— BEGIN Records provided —
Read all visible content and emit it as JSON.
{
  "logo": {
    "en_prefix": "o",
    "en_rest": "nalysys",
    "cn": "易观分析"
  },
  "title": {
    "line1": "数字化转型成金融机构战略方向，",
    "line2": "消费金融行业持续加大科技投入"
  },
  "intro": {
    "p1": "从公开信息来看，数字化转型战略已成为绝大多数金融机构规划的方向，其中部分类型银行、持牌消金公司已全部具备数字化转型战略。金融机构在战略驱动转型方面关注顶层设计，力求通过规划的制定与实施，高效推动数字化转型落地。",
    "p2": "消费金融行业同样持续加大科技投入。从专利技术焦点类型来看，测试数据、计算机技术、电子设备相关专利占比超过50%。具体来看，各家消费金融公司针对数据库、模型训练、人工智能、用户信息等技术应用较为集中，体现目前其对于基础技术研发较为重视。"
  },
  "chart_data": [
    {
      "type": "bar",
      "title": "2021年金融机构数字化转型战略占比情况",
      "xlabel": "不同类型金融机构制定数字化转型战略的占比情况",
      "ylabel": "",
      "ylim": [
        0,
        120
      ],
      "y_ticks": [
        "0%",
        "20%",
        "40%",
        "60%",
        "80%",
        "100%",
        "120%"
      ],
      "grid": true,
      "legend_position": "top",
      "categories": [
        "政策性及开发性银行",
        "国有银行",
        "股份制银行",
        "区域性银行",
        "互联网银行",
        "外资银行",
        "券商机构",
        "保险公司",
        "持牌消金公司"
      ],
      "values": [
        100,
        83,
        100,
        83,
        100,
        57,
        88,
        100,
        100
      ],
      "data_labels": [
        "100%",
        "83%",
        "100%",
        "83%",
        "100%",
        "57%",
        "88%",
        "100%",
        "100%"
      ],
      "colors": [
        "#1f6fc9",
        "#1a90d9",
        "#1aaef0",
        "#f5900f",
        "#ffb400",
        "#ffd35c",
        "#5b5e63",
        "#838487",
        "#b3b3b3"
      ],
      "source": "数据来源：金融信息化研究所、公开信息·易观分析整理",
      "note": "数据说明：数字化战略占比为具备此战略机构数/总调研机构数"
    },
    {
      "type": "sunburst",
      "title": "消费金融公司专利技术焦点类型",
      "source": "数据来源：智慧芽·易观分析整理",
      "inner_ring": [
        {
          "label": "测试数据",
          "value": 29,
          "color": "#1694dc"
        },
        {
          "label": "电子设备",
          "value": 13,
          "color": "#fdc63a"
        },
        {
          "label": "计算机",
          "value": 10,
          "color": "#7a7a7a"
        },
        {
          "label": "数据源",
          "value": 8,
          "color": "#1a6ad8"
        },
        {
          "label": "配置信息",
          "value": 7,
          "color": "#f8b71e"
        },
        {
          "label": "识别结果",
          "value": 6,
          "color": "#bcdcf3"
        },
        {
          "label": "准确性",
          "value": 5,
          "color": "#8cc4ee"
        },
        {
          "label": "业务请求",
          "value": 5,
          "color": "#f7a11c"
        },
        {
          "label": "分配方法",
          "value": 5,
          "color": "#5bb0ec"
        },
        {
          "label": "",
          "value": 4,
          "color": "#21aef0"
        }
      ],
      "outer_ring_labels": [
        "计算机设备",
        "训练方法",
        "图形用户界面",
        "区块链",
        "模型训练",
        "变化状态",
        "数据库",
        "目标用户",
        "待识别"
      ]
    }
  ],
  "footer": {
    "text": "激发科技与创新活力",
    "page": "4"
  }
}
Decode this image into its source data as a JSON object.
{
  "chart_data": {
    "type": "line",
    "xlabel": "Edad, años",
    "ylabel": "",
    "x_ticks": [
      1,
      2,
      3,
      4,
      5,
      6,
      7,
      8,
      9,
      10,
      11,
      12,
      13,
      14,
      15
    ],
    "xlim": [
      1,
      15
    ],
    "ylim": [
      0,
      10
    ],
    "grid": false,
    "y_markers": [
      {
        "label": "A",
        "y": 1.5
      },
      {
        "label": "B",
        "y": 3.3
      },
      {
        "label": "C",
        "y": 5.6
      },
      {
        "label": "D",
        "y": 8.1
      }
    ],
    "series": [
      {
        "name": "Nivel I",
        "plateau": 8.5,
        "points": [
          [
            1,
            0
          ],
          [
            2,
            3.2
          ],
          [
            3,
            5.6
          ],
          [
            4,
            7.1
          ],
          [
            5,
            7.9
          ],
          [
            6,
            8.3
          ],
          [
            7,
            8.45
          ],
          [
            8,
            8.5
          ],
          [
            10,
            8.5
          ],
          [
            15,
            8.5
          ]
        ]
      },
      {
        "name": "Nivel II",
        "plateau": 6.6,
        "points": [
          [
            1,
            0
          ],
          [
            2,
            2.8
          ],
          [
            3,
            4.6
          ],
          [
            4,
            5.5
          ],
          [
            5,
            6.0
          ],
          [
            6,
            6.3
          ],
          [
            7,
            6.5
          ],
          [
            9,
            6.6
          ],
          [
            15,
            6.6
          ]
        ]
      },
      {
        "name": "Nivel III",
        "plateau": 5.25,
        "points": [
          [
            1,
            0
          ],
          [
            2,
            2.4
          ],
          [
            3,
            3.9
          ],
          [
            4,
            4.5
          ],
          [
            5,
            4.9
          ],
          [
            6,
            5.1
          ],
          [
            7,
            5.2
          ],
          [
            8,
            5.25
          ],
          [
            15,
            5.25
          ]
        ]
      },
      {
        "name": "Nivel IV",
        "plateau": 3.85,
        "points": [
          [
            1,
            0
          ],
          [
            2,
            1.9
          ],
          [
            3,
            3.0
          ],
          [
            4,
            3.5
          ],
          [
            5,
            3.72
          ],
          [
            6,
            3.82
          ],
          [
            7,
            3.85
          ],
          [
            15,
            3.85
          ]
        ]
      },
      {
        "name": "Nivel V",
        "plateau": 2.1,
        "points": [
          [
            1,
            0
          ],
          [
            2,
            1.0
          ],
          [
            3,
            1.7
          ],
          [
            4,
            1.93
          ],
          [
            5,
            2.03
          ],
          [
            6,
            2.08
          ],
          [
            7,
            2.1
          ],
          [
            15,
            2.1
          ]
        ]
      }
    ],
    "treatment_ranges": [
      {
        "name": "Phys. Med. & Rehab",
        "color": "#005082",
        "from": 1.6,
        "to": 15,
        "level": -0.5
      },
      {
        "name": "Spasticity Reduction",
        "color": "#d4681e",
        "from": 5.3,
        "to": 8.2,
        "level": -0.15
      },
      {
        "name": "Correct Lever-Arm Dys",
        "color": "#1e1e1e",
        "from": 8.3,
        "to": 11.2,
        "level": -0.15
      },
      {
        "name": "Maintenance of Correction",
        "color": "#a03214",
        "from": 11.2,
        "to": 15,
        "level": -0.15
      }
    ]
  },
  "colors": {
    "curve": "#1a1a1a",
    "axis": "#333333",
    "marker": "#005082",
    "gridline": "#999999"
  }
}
— END Records provided —
**What is expected:** Repeat all of the entries exactly.

**Written answer:**
Read all visible content and emit it as JSON.
{
  "logo": {
    "en_prefix": "o",
    "en_rest": "nalysys",
    "cn": "易观分析"
  },
  "title": {
    "line1": "数字化转型成金融机构战略方向，",
    "line2": "消费金融行业持续加大科技投入"
  },
  "intro": {
    "p1": "从公开信息来看，数字化转型战略已成为绝大多数金融机构规划的方向，其中部分类型银行、持牌消金公司已全部具备数字化转型战略。金融机构在战略驱动转型方面关注顶层设计，力求通过规划的制定与实施，高效推动数字化转型落地。",
    "p2": "消费金融行业同样持续加大科技投入。从专利技术焦点类型来看，测试数据、计算机技术、电子设备相关专利占比超过50%。具体来看，各家消费金融公司针对数据库、模型训练、人工智能、用户信息等技术应用较为集中，体现目前其对于基础技术研发较为重视。"
  },
  "chart_data": [
    {
      "type": "bar",
      "title": "2021年金融机构数字化转型战略占比情况",
      "xlabel": "不同类型金融机构制定数字化转型战略的占比情况",
      "ylabel": "",
      "ylim": [
        0,
        120
      ],
      "y_ticks": [
        "0%",
        "20%",
        "40%",
        "60%",
        "80%",
        "100%",
        "120%"
      ],
      "grid": true,
      "legend_position": "top",
      "categories": [
        "政策性及开发性银行",
        "国有银行",
        "股份制银行",
        "区域性银行",
        "互联网银行",
        "外资银行",
        "券商机构",
        "保险公司",
        "持牌消金公司"
      ],
      "values": [
        100,
        83,
        100,
        83,
        100,
        57,
        88,
        100,
        100
      ],
      "data_labels": [
        "100%",
        "83%",
        "100%",
        "83%",
        "100%",
        "57%",
        "88%",
        "100%",
        "100%"
      ],
      "colors": [
        "#1f6fc9",
        "#1a90d9",
        "#1aaef0",
        "#f5900f",
        "#ffb400",
        "#ffd35c",
        "#5b5e63",
        "#838487",
        "#b3b3b3"
      ],
      "source": "数据来源：金融信息化研究所、公开信息·易观分析整理",
      "note": "数据说明：数字化战略占比为具备此战略机构数/总调研机构数"
    },
    {
      "type": "sunburst",
      "title": "消费金融公司专利技术焦点类型",
      "source": "数据来源：智慧芽·易观分析整理",
      "inner_ring": [
        {
          "label": "测试数据",
          "value": 29,
          "color": "#1694dc"
        },
        {
          "label": "电子设备",
          "value": 13,
          "color": "#fdc63a"
        },
        {
          "label": "计算机",
          "value": 10,
          "color": "#7a7a7a"
        },
        {
          "label": "数据源",
          "value": 8,
          "color": "#1a6ad8"
        },
        {
          "label": "配置信息",
          "value": 7,
          "color": "#f8b71e"
        },
        {
          "label": "识别结果",
          "value": 6,
          "color": "#bcdcf3"
        },
        {
          "label": "准确性",
          "value": 5,
          "color": "#8cc4ee"
        },
        {
          "label": "业务请求",
          "value": 5,
          "color": "#f7a11c"
        },
        {
          "label": "分配方法",
          "value": 5,
          "color": "#5bb0ec"
        },
        {
          "label": "",
          "value": 4,
          "color": "#21aef0"
        }
      ],
      "outer_ring_labels": [
        "计算机设备",
        "训练方法",
        "图形用户界面",
        "区块链",
        "模型训练",
        "变化状态",
        "数据库",
        "目标用户",
        "待识别"
      ]
    }
  ],
  "footer": {
    "text": "激发科技与创新活力",
    "page": "4"
  }
}
Decode this image into its source data as a JSON object.
{
  "chart_data": {
    "type": "line",
    "xlabel": "Edad, años",
    "ylabel": "",
    "x_ticks": [
      1,
      2,
      3,
      4,
      5,
      6,
      7,
      8,
      9,
      10,
      11,
      12,
      13,
      14,
      15
    ],
    "xlim": [
      1,
      15
    ],
    "ylim": [
      0,
      10
    ],
    "grid": false,
    "y_markers": [
      {
        "label": "A",
        "y": 1.5
      },
      {
        "label": "B",
        "y": 3.3
      },
      {
        "label": "C",
        "y": 5.6
      },
      {
        "label": "D",
        "y": 8.1
      }
    ],
    "series": [
      {
        "name": "Nivel I",
        "plateau": 8.5,
        "points": [
          [
            1,
            0
          ],
          [
            2,
            3.2
          ],
          [
            3,
            5.6
          ],
          [
            4,
            7.1
          ],
          [
            5,
            7.9
          ],
          [
            6,
            8.3
          ],
          [
            7,
            8.45
          ],
          [
            8,
            8.5
          ],
          [
            10,
            8.5
          ],
          [
            15,
            8.5
          ]
        ]
      },
      {
        "name": "Nivel II",
        "plateau": 6.6,
        "points": [
          [
            1,
            0
          ],
          [
            2,
            2.8
          ],
          [
            3,
            4.6
          ],
          [
            4,
            5.5
          ],
          [
            5,
            6.0
          ],
          [
            6,
            6.3
          ],
          [
            7,
            6.5
          ],
          [
            9,
            6.6
          ],
          [
            15,
            6.6
          ]
        ]
      },
      {
        "name": "Nivel III",
        "plateau": 5.25,
        "points": [
          [
            1,
            0
          ],
          [
            2,
            2.4
          ],
          [
            3,
            3.9
          ],
          [
            4,
            4.5
          ],
          [
            5,
            4.9
          ],
          [
            6,
            5.1
          ],
          [
            7,
            5.2
          ],
          [
            8,
            5.25
          ],
          [
            15,
            5.25
          ]
        ]
      },
      {
        "name": "Nivel IV",
        "plateau": 3.85,
        "points": [
          [
            1,
            0
          ],
          [
            2,
            1.9
          ],
          [
            3,
            3.0
          ],
          [
            4,
            3.5
          ],
          [
            5,
            3.72
          ],
          [
            6,
            3.82
          ],
          [
            7,
            3.85
          ],
          [
            15,
            3.85
          ]
        ]
      },
      {
        "name": "Nivel V",
        "plateau": 2.1,
        "points": [
          [
            1,
            0
          ],
          [
            2,
            1.0
          ],
          [
            3,
            1.7
          ],
          [
            4,
            1.93
          ],
          [
            5,
            2.03
          ],
          [
            6,
            2.08
          ],
          [
            7,
            2.1
          ],
          [
            15,
            2.1
          ]
        ]
      }
    ],
    "treatment_ranges": [
      {
        "name": "Phys. Med. & Rehab",
        "color": "#005082",
        "from": 1.6,
        "to": 15,
        "level": -0.5
      },
      {
        "name": "Spasticity Reduction",
        "color": "#d4681e",
        "from": 5.3,
        "to": 8.2,
        "level": -0.15
      },
      {
        "name": "Correct Lever-Arm Dys",
        "color": "#1e1e1e",
        "from": 8.3,
        "to": 11.2,
        "level": -0.15
      },
      {
        "name": "Maintenance of Correction",
        "color": "#a03214",
        "from": 11.2,
        "to": 15,
        "level": -0.15
      }
    ]
  },
  "colors": {
    "curve": "#1a1a1a",
    "axis": "#333333",
    "marker": "#005082",
    "gridline": "#999999"
  }
}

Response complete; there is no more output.